▸ Written request 1:
In the text on data enrichment streams, why must the external data objects be partitioned in the same way as the events when the enricher runs in partitioned mode? Answer in one to three sentences.
▸ Written request 2:
Resume the text on data enrichment streams after its last line.

▸ Quoted text:
--------

Data enrichment streams pull in data from external sources and enrich other metrics or events with that external data. All metrics, events, and external data object are assumed to be coming in on a Kafka topic.

Here is a simple diagram showing how events and external data interact.

The data enricher works with any type of object, but by default it assumes that the objects are:
  • External Data: Objects with a key and a data field. The key is a unique identifier string, while the data field is a key-value map with all the enrichment data.
  • Events: The enrichment stream can handle Metric, Topology, or Event types.

The enricher has two modes of operation: Replicated and Partitioned. In replicated mode, the external data objects are replicated across the cluster so that a copy is present on each node. In partitioned mode, the external objects are spread out across the cluster and must be partitioned in the same way as the events so that they are enriched on the same node. Partitioned mode is scalable if the amount of external data is large.

Data Persistence

An Enrichment stream can be configured to persist the external data to disk so that it can be recovered in case of a restart. It uses Flink checkpoints to achieve this. On a checkpoint, the external data held in memory is written to disk on a kubernetes persistent volume. The checkpoint interval can be customized based on performance needs.

The data enricher has various attributes that can be set to customize its behavior:
data-type How the data enricher stores data. In Replicated mode, the data is copied to every node in the cluster. In Partitioned mode, the data is spread out over the cluster. Default: Replicated
event-key The key for the event objects. This key is used to match the event with its corresponding data object. "Instance" for Metrics. "InstanceName" for Events. "ID" for Topology
data-key The key for the data objects. Default: The "key" field.

--------

▸ Dataset extract:
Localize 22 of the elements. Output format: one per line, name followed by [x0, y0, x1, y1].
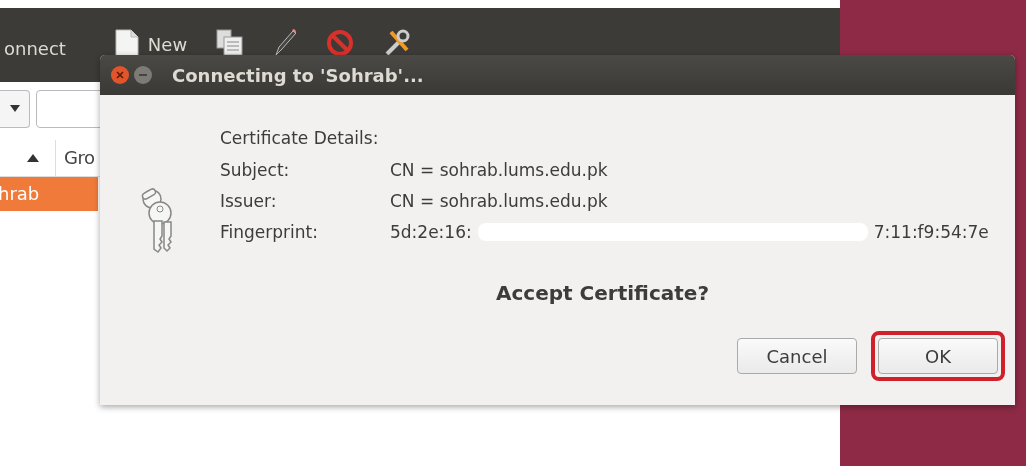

--------

▸ Exercise response 1:
In partitioned mode the external data objects are spread out across the cluster. They must be partitioned in the same way as the events so that each event and its matching data object land on the same node, where the enrichment takes place.

▸ Exercise response 2:
event-map The location of the map in the event object where the enrichment data is added. Default: The "tags" field.
data-map The location of the map in the data object where the enrichment data is read. Default: The "data" field
event-partition-key Only used in partitioned mode. Determines how the events are partitioned. Must match the data object's partition key to guarantee they are on the same node during enrichment. Default: same as event-key
data-partition-key Only used in partitioned mode. Determines how the data objects are partitioned. Default: same as data-key

Changing the Existing Stream

When a user wants to change an existing stream, use the following sequence:
  1. Undeploy the default stream.
  2. Update the key as properites [dataSource].
  3. Save and deploy the enrichment stream.
  4. Add the enrichment input data to dataInput topic of the edge-kafka
  5. Create a collector (for example, Vipetela) corresponding to the dataSource given in the dataInput topic.
  6. Check the reports.